## Stated goal
Copy the data that follows exactly. Include no pictures.

## Record list

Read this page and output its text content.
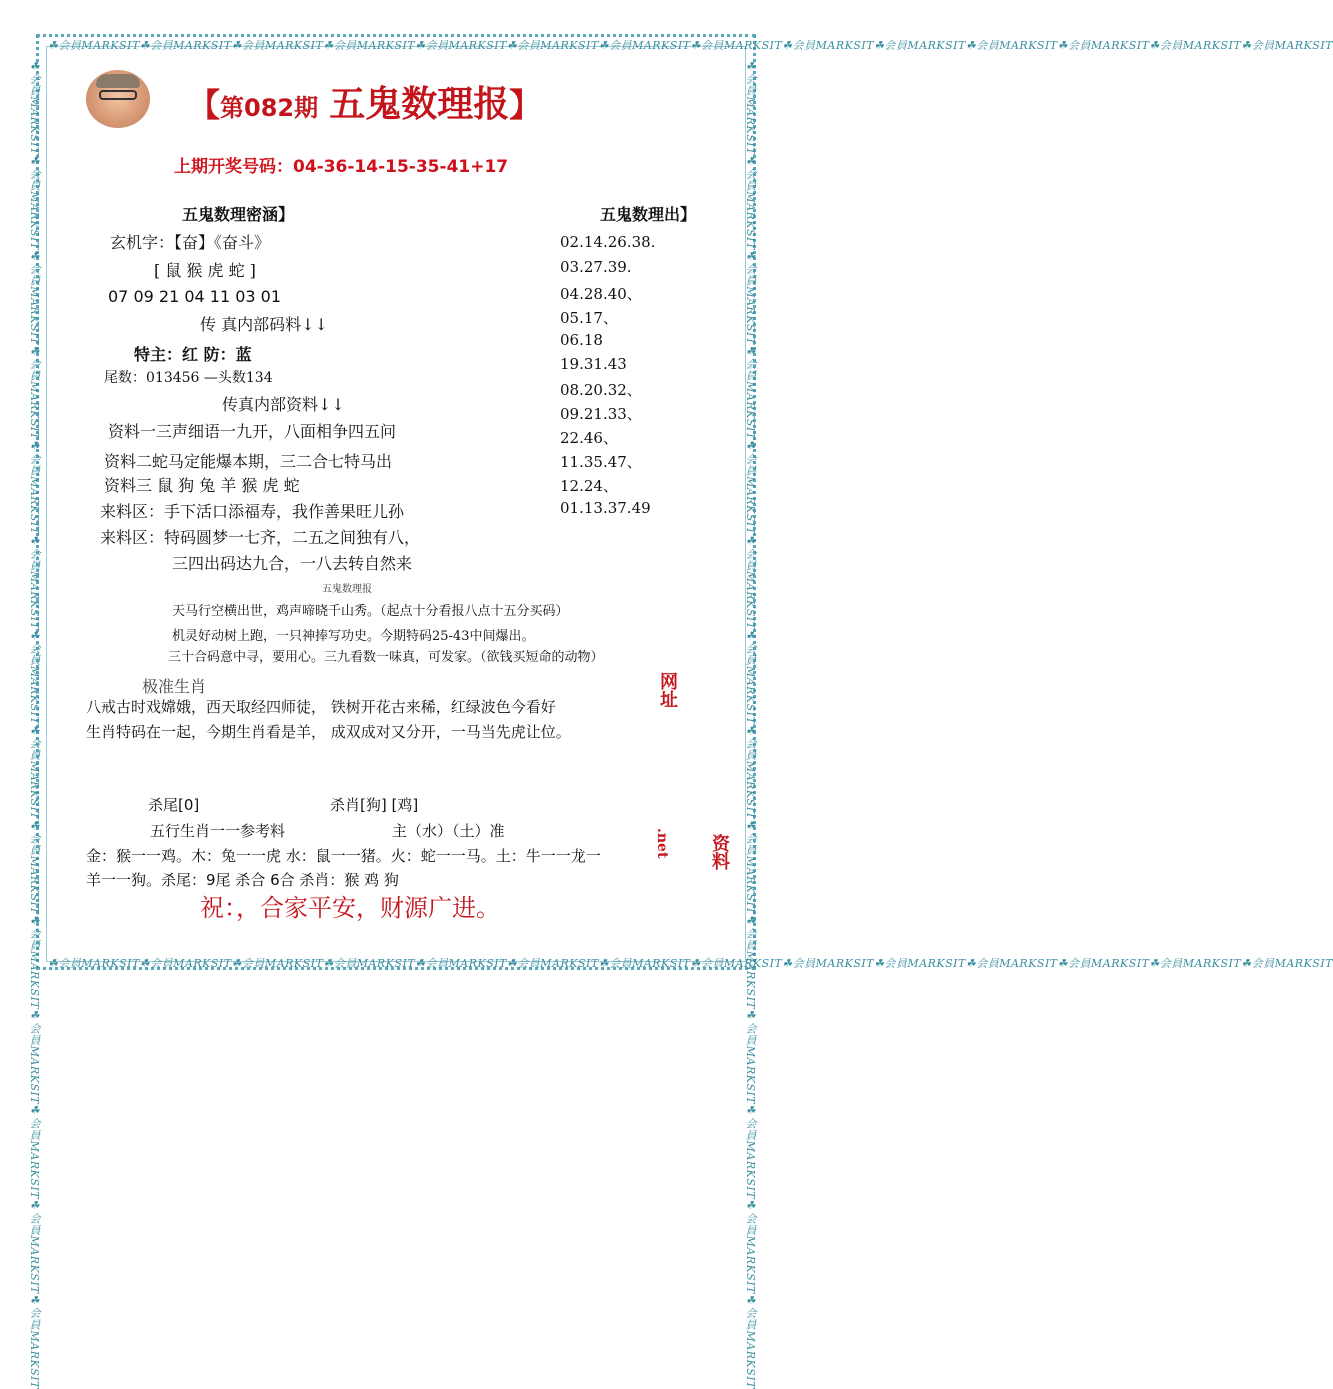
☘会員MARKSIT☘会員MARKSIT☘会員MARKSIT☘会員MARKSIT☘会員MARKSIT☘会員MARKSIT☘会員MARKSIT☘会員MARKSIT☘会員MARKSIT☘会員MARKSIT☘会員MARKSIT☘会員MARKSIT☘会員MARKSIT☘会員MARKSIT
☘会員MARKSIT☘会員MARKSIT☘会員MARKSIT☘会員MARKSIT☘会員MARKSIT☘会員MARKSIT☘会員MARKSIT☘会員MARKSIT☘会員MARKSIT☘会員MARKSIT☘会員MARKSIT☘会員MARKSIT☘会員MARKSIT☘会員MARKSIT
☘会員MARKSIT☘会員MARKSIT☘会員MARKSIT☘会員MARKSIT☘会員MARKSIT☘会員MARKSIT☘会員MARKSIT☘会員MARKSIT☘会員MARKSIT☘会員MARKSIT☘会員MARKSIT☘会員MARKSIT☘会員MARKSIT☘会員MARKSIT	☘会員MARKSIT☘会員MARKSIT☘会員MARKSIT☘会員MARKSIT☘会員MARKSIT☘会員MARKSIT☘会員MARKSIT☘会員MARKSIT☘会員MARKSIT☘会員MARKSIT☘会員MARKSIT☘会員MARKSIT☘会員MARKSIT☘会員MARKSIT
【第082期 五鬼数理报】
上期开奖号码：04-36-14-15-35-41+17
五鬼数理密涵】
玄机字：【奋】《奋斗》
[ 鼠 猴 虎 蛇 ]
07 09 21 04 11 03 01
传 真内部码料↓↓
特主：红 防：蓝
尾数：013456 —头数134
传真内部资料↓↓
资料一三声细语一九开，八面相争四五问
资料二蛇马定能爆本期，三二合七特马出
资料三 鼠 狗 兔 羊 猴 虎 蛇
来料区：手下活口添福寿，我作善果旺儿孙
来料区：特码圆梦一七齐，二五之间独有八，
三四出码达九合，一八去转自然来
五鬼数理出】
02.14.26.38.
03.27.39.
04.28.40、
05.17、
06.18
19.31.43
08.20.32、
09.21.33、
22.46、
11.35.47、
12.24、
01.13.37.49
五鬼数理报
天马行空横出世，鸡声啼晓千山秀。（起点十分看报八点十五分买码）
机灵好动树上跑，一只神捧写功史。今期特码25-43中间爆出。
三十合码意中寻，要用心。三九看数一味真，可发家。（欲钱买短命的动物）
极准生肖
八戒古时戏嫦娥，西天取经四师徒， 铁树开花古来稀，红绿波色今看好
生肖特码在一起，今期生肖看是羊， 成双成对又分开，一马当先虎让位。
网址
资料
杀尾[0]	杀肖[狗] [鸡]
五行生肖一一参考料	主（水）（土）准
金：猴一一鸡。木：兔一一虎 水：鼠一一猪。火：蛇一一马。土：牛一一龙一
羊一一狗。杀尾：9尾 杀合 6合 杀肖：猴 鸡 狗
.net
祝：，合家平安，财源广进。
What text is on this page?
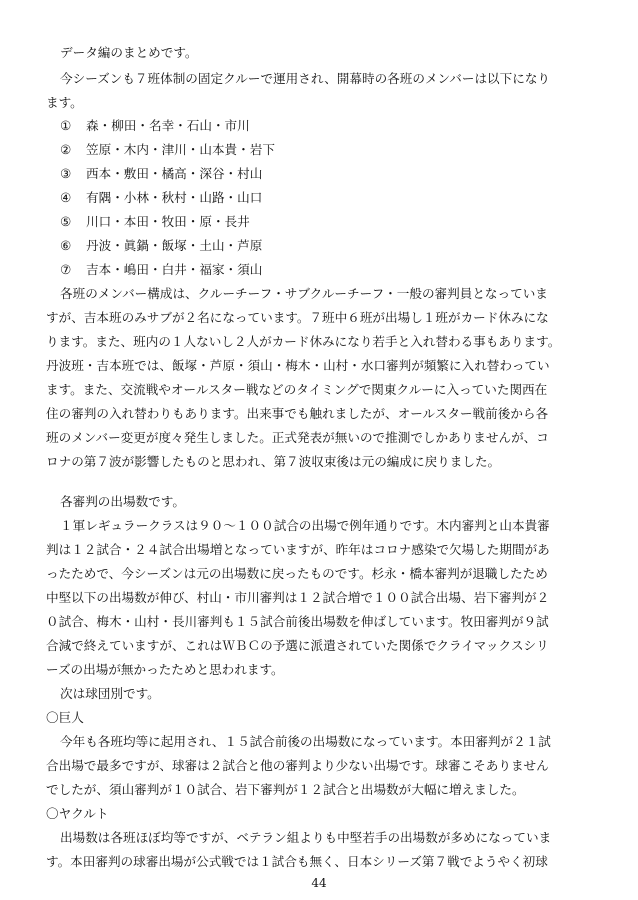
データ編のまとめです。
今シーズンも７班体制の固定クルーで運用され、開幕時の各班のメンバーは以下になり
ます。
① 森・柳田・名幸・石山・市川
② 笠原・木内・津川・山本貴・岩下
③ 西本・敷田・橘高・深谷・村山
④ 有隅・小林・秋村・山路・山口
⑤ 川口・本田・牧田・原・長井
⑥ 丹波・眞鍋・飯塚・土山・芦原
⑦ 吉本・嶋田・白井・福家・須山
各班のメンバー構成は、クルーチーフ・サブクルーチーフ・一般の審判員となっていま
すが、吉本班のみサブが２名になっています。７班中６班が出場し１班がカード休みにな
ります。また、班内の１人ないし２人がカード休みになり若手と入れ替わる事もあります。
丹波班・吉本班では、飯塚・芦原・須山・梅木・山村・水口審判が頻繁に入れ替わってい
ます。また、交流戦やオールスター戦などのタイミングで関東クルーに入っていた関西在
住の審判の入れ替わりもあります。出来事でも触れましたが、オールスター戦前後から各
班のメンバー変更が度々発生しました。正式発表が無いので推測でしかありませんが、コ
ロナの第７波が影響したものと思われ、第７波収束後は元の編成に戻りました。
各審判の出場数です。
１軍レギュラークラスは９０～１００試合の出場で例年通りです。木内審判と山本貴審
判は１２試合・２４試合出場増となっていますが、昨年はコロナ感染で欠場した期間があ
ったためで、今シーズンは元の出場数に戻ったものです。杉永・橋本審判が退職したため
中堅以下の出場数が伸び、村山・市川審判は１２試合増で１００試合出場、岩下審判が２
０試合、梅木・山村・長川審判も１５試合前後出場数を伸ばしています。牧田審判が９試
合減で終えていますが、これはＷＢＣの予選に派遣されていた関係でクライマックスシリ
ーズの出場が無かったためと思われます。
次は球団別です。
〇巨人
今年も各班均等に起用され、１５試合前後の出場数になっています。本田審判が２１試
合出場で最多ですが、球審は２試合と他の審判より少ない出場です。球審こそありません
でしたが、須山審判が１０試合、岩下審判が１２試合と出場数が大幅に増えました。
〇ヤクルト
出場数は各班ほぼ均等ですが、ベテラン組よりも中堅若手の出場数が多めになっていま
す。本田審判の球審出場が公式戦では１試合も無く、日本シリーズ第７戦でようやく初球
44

## Finished exercise
Read this page and output its text content.
☘会員MARKSIT☘会員MARKSIT☘会員MARKSIT☘会員MARKSIT☘会員MARKSIT☘会員MARKSIT☘会員MARKSIT☘会員MARKSIT☘会員MARKSIT☘会員MARKSIT☘会員MARKSIT☘会員MARKSIT☘会員MARKSIT☘会員MARKSIT
☘会員MARKSIT☘会員MARKSIT☘会員MARKSIT☘会員MARKSIT☘会員MARKSIT☘会員MARKSIT☘会員MARKSIT☘会員MARKSIT☘会員MARKSIT☘会員MARKSIT☘会員MARKSIT☘会員MARKSIT☘会員MARKSIT☘会員MARKSIT
☘会員MARKSIT☘会員MARKSIT☘会員MARKSIT☘会員MARKSIT☘会員MARKSIT☘会員MARKSIT☘会員MARKSIT☘会員MARKSIT☘会員MARKSIT☘会員MARKSIT☘会員MARKSIT☘会員MARKSIT☘会員MARKSIT☘会員MARKSIT	☘会員MARKSIT☘会員MARKSIT☘会員MARKSIT☘会員MARKSIT☘会員MARKSIT☘会員MARKSIT☘会員MARKSIT☘会員MARKSIT☘会員MARKSIT☘会員MARKSIT☘会員MARKSIT☘会員MARKSIT☘会員MARKSIT☘会員MARKSIT
【第082期 五鬼数理报】
上期开奖号码：04-36-14-15-35-41+17
五鬼数理密涵】
玄机字：【奋】《奋斗》
[ 鼠 猴 虎 蛇 ]
07 09 21 04 11 03 01
传 真内部码料↓↓
特主：红 防：蓝
尾数：013456 —头数134
传真内部资料↓↓
资料一三声细语一九开，八面相争四五问
资料二蛇马定能爆本期，三二合七特马出
资料三 鼠 狗 兔 羊 猴 虎 蛇
来料区：手下活口添福寿，我作善果旺儿孙
来料区：特码圆梦一七齐，二五之间独有八，
三四出码达九合，一八去转自然来
五鬼数理出】
02.14.26.38.
03.27.39.
04.28.40、
05.17、
06.18
19.31.43
08.20.32、
09.21.33、
22.46、
11.35.47、
12.24、
01.13.37.49
五鬼数理报
天马行空横出世，鸡声啼晓千山秀。（起点十分看报八点十五分买码）
机灵好动树上跑，一只神捧写功史。今期特码25-43中间爆出。
三十合码意中寻，要用心。三九看数一味真，可发家。（欲钱买短命的动物）
极准生肖
八戒古时戏嫦娥，西天取经四师徒， 铁树开花古来稀，红绿波色今看好
生肖特码在一起，今期生肖看是羊， 成双成对又分开，一马当先虎让位。
网址
资料
杀尾[0]	杀肖[狗] [鸡]
五行生肖一一参考料	主（水）（土）准
金：猴一一鸡。木：兔一一虎 水：鼠一一猪。火：蛇一一马。土：牛一一龙一
羊一一狗。杀尾：9尾 杀合 6合 杀肖：猴 鸡 狗
.net
祝：，合家平安，财源广进。
What text is on this page?
データ編のまとめです。
今シーズンも７班体制の固定クルーで運用され、開幕時の各班のメンバーは以下になり
ます。
① 森・柳田・名幸・石山・市川
② 笠原・木内・津川・山本貴・岩下
③ 西本・敷田・橘高・深谷・村山
④ 有隅・小林・秋村・山路・山口
⑤ 川口・本田・牧田・原・長井
⑥ 丹波・眞鍋・飯塚・土山・芦原
⑦ 吉本・嶋田・白井・福家・須山
各班のメンバー構成は、クルーチーフ・サブクルーチーフ・一般の審判員となっていま
すが、吉本班のみサブが２名になっています。７班中６班が出場し１班がカード休みにな
ります。また、班内の１人ないし２人がカード休みになり若手と入れ替わる事もあります。
丹波班・吉本班では、飯塚・芦原・須山・梅木・山村・水口審判が頻繁に入れ替わってい
ます。また、交流戦やオールスター戦などのタイミングで関東クルーに入っていた関西在
住の審判の入れ替わりもあります。出来事でも触れましたが、オールスター戦前後から各
班のメンバー変更が度々発生しました。正式発表が無いので推測でしかありませんが、コ
ロナの第７波が影響したものと思われ、第７波収束後は元の編成に戻りました。
各審判の出場数です。
１軍レギュラークラスは９０～１００試合の出場で例年通りです。木内審判と山本貴審
判は１２試合・２４試合出場増となっていますが、昨年はコロナ感染で欠場した期間があ
ったためで、今シーズンは元の出場数に戻ったものです。杉永・橋本審判が退職したため
中堅以下の出場数が伸び、村山・市川審判は１２試合増で１００試合出場、岩下審判が２
０試合、梅木・山村・長川審判も１５試合前後出場数を伸ばしています。牧田審判が９試
合減で終えていますが、これはＷＢＣの予選に派遣されていた関係でクライマックスシリ
ーズの出場が無かったためと思われます。
次は球団別です。
〇巨人
今年も各班均等に起用され、１５試合前後の出場数になっています。本田審判が２１試
合出場で最多ですが、球審は２試合と他の審判より少ない出場です。球審こそありません
でしたが、須山審判が１０試合、岩下審判が１２試合と出場数が大幅に増えました。
〇ヤクルト
出場数は各班ほぼ均等ですが、ベテラン組よりも中堅若手の出場数が多めになっていま
す。本田審判の球審出場が公式戦では１試合も無く、日本シリーズ第７戦でようやく初球
44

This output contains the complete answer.